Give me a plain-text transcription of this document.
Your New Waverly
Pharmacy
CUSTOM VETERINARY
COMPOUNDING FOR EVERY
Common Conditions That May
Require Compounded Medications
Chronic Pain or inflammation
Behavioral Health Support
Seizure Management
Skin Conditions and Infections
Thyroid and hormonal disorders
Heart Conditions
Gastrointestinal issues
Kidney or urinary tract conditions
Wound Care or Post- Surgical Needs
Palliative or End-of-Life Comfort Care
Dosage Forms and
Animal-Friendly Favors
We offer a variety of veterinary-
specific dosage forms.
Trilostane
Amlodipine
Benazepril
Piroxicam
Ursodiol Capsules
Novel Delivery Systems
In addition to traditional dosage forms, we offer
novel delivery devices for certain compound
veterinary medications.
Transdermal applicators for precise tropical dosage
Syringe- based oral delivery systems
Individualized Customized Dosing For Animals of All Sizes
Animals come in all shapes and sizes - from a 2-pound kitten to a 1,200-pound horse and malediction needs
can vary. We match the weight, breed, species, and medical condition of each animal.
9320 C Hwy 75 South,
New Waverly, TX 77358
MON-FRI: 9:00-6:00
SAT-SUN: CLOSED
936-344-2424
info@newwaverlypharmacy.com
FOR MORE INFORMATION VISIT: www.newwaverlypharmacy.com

***

TASK TO CARRY OUT: State the number of lines in these entries that include the string "Care". Provide nothing beyond that number.

THE ANSWER: 2